## Task 1
Gather every line in the entries below that contains the string "output".

## Source text
-- START --

When creative director Mark Gardiner decided to take a year off from his high-paying job at ad agency Muller + Company to pursue his dream of racing in the world’s oldest and most dangerous motorcycle race, it seemed like a really good idea. In his late 40s, he wanted to compete while he still could. So he quit his job, packed his bags and flew to the British Isles.
Competing in the Isle of Man TT was everything he expected it to be, but he returned home to find that landing his next creative director job was anything but easy. In turning 50, he had become invisible to ad agencies. He had aged out.
Hélène Côté, creative director at Red Cliff Marketing and the winner of multiple One Show pencils and Cannes Lions as well as an Emmy, lost similar ground when she left her creative director position in her 50s to care for her aging mother. When she was ready to take back the reins, she found that agencies weren’t willing to hand them over.
“Nobody ever says, ‘Hey, you’ve turned 50, we’re laying you off because you’re too old’—they’d be opening themselves to a massive discrimination suit,” says Gardiner. “But they find ways to get rid of you. And once you’re on the outside, they find ways to not let you back in.”
Advertising may be a glamorous and hip industry to work in, but it’s youth-obsessed. The United States Bureau of Labor Statistics shows that more than 59 percent of employees in the ad industry are between the age of 25 and 44 years old, with the median age being 38. And the Institute of Practitioners in Advertising in the United Kingdom says only 4 percent of employees in its member agencies are over 50.

The bigger the agency, the more pronounced the ageism. All you have to do is look at the photos of ad teams in Adweek, notes Gardiner, and you’ll see that every face is young and fresh. It’s obvious, yet remains a taboo subject few are willing to talk about openly.
An independent headhunter who recruits talent for several top agencies offered this: “Advertising is a very ageist industry—more so than any other, next to entertainment. I get so many candidates with amazing histories and fabulous pedigrees, and I feel bad, because I can’t help them. Clients are always looking for that young, sexy, engaging, creative person to pitch new business, not someone who looks like they could be the CMO at Sears.”
So what is it about ad agencies that makes them obsess over youth? “Young people tend to be more in touch with pop culture,” offers another ad agency recruiter. “The way they dress, all the exciting stuff in the world that’s happening when you’re that age—agencies want that brought back into the product.” And they want young people who are digital natives. “The tools, the imagery and even the style of writing has to be fresh and edgy.”

-- END --

Element location listings:

-- START --

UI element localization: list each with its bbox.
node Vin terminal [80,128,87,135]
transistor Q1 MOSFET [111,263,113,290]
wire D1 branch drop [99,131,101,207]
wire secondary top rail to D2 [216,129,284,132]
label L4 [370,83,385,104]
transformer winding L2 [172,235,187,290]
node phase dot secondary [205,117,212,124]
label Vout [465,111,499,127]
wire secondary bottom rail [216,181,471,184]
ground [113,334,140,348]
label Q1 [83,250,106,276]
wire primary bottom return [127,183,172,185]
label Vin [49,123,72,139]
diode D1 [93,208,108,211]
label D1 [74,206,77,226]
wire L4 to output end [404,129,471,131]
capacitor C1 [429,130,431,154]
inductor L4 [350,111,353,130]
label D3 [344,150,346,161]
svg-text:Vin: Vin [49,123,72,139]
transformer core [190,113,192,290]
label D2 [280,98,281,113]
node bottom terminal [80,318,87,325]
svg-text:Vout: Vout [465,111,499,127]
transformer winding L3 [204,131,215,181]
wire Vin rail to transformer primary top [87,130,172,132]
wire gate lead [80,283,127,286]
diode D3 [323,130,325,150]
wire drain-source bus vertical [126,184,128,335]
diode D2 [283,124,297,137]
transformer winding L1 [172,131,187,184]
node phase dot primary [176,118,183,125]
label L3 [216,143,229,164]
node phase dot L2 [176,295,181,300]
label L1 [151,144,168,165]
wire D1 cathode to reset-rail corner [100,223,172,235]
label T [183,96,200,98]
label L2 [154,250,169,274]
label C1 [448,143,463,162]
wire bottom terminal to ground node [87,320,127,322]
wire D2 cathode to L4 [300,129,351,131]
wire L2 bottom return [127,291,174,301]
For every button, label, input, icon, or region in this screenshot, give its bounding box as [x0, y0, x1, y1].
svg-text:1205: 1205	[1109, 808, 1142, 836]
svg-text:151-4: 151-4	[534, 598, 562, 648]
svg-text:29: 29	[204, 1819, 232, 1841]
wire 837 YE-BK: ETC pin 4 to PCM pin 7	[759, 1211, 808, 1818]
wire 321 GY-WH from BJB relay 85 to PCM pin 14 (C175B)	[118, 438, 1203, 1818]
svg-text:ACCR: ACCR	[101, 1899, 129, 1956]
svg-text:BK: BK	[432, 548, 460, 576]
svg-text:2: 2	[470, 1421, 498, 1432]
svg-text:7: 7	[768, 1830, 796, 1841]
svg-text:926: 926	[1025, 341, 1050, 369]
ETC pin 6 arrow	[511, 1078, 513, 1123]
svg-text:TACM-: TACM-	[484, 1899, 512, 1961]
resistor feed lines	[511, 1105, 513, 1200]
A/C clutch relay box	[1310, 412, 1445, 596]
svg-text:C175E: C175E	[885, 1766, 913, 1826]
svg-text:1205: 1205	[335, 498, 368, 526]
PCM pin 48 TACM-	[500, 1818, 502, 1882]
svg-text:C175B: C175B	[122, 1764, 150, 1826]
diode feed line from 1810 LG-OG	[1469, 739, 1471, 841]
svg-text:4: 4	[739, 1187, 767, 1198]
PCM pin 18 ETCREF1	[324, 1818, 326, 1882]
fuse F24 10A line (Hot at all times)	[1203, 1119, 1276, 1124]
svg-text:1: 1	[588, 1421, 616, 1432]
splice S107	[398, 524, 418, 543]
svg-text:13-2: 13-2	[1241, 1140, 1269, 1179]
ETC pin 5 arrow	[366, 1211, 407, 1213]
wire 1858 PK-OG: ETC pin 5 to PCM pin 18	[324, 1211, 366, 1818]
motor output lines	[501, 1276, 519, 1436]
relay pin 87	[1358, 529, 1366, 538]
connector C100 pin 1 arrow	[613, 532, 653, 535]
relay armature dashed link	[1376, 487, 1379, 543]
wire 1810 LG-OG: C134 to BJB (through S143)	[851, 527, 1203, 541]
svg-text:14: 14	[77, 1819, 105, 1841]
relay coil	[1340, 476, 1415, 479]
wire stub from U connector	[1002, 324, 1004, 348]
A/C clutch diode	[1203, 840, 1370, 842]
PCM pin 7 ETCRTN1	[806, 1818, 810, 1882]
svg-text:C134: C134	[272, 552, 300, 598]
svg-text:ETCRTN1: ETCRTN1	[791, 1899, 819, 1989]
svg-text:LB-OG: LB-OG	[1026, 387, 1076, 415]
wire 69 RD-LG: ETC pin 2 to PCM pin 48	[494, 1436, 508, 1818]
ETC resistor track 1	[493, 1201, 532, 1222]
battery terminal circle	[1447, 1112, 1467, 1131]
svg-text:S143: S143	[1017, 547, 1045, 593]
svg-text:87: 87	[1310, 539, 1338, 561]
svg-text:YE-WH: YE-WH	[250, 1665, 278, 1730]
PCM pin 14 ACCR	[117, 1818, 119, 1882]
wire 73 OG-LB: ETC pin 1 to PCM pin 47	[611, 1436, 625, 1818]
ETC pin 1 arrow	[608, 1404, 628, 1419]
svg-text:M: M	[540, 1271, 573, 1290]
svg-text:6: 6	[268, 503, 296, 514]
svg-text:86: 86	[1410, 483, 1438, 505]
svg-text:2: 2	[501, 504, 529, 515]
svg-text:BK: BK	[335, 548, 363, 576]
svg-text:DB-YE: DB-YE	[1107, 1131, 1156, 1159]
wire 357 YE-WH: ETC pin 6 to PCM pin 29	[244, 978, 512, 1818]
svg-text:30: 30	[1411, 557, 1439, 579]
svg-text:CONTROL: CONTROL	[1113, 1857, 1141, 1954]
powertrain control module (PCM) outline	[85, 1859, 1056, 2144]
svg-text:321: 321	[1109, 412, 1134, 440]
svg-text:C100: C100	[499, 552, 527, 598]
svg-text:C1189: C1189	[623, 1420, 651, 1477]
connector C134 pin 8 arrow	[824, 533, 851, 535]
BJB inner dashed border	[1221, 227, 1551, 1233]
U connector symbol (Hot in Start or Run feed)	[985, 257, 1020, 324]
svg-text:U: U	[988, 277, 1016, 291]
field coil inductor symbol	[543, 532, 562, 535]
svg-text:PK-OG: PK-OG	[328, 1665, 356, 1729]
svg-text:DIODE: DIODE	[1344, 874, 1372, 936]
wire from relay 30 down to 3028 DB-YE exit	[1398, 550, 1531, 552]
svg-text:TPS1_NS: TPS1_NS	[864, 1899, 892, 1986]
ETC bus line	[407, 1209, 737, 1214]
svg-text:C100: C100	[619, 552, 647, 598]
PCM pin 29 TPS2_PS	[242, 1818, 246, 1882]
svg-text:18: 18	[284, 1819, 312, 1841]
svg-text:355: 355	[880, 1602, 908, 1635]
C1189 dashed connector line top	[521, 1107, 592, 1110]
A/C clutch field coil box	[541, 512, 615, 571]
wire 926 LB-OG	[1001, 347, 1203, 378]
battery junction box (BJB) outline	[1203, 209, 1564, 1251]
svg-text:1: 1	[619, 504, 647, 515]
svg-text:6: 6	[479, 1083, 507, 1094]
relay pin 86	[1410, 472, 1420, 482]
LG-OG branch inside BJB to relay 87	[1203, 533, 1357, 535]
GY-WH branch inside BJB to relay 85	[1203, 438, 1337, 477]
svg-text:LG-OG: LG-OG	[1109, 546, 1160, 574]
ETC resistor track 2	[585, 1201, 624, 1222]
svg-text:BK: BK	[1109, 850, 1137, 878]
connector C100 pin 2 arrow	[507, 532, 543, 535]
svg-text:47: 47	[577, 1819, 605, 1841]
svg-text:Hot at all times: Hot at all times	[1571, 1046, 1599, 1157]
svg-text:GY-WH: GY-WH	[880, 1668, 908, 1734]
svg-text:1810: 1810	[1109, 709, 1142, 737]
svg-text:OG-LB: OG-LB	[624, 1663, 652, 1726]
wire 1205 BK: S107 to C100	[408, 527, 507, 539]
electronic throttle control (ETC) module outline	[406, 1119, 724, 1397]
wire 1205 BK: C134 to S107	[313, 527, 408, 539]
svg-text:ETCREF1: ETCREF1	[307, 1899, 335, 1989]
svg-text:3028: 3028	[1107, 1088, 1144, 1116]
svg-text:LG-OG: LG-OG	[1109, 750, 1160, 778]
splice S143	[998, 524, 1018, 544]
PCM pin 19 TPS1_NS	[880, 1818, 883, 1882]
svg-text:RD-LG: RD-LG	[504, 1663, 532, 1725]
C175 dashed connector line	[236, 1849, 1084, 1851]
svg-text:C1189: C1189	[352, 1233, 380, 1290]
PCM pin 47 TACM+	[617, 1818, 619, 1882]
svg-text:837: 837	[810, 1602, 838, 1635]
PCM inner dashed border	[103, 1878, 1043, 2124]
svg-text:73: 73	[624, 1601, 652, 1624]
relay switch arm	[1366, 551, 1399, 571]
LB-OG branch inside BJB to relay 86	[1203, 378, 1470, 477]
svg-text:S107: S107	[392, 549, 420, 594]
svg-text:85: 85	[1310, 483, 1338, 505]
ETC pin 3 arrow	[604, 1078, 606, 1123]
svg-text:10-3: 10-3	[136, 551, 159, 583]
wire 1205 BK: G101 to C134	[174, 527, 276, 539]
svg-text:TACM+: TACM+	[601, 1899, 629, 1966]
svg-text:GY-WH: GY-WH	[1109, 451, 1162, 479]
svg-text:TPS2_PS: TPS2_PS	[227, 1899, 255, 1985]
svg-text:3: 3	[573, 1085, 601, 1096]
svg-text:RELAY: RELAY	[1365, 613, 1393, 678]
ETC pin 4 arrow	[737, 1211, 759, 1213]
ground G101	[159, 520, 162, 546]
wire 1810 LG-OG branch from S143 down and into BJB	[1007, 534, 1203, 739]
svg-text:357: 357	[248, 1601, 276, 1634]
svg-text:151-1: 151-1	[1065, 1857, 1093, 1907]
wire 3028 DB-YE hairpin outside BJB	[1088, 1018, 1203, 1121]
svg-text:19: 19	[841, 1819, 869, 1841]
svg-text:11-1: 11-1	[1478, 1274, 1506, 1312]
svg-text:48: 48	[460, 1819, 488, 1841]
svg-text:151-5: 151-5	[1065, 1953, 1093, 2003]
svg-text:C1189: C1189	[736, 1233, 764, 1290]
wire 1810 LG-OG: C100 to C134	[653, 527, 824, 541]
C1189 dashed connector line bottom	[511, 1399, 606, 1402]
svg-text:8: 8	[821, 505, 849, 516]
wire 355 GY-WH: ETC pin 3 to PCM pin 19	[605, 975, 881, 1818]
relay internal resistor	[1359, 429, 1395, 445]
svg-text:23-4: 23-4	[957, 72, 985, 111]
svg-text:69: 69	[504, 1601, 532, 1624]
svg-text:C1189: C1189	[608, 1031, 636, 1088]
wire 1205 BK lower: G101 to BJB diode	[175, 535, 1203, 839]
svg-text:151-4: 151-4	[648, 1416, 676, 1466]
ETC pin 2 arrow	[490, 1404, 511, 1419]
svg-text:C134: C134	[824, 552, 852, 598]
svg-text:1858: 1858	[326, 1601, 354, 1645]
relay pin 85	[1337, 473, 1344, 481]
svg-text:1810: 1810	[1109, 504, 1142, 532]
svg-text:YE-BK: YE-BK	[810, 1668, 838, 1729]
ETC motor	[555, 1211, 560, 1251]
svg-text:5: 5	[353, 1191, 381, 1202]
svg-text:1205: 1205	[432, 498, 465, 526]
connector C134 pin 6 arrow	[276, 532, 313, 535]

-- END --

## Task 2
Summarize the article on ageism in advertising in two sentences.

## Final answer 1
wire L4 to output end [404,129,471,131]
motor output lines	[501, 1276, 519, 1436]

## Final answer 2
Creative directors Mark Gardiner and Hélène Côté each stepped away from their jobs, Gardiner to race in the Isle of Man TT and Côté to care for her aging mother, and both found that agencies would not take them back once they were in their 50s. Advertising is a youth-obsessed industry: its median employee age in the United States is 38, and only 4 percent of employees at member agencies of the UK's Institute of Practitioners in Advertising are over 50, while recruiters say clients want young people who are in touch with pop culture and are digital natives.